### Task prompt
All lines featuring the string "document" are to be listed.

■ ■ ■ ■ ■ ■ ■

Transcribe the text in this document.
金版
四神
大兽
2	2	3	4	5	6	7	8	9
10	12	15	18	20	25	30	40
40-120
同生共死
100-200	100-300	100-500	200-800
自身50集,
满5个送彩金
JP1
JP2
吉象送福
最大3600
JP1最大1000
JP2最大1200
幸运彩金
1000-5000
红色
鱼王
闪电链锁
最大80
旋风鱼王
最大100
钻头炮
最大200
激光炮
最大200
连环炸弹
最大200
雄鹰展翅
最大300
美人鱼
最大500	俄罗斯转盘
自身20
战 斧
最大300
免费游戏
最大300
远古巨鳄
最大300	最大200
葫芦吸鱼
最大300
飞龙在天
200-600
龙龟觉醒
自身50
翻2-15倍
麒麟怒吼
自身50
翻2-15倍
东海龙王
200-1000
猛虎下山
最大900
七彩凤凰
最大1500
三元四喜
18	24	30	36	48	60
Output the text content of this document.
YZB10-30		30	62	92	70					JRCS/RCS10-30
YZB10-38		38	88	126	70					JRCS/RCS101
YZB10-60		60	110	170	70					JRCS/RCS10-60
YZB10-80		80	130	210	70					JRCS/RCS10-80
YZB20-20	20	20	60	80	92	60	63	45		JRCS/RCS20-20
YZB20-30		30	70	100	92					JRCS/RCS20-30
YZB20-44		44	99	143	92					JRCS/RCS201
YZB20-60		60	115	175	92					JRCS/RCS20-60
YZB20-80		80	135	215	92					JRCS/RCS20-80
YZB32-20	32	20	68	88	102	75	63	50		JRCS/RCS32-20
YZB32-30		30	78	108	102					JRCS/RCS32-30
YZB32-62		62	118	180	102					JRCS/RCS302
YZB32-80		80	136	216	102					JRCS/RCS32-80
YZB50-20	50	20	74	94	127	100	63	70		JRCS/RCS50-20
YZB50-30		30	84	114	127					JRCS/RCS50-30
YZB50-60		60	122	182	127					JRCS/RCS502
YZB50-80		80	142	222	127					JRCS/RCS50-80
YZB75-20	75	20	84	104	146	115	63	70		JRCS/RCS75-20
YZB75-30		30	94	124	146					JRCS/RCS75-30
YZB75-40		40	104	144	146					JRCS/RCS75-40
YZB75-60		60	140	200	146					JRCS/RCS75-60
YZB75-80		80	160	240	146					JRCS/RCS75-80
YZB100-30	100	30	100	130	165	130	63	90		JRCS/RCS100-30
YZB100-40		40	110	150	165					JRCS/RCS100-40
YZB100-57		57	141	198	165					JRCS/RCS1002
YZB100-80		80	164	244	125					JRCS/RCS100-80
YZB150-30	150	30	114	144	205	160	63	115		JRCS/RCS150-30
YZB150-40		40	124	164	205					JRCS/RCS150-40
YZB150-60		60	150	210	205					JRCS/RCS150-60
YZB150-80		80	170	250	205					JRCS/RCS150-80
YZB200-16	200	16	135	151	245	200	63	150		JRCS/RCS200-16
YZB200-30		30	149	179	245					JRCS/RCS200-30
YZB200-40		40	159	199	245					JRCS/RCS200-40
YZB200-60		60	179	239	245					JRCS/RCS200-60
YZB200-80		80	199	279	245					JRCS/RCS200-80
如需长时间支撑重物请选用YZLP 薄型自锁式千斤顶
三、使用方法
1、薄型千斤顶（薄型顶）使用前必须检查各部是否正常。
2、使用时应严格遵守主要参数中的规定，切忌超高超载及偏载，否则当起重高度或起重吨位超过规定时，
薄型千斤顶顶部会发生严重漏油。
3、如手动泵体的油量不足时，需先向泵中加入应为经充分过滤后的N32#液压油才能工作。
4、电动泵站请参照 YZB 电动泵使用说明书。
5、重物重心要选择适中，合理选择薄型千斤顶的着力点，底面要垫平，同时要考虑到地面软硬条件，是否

■ ■ ■ ■ ■ ■ ■

### Response for this exercise
Transcribe the text in this document.
Output the text content of this document.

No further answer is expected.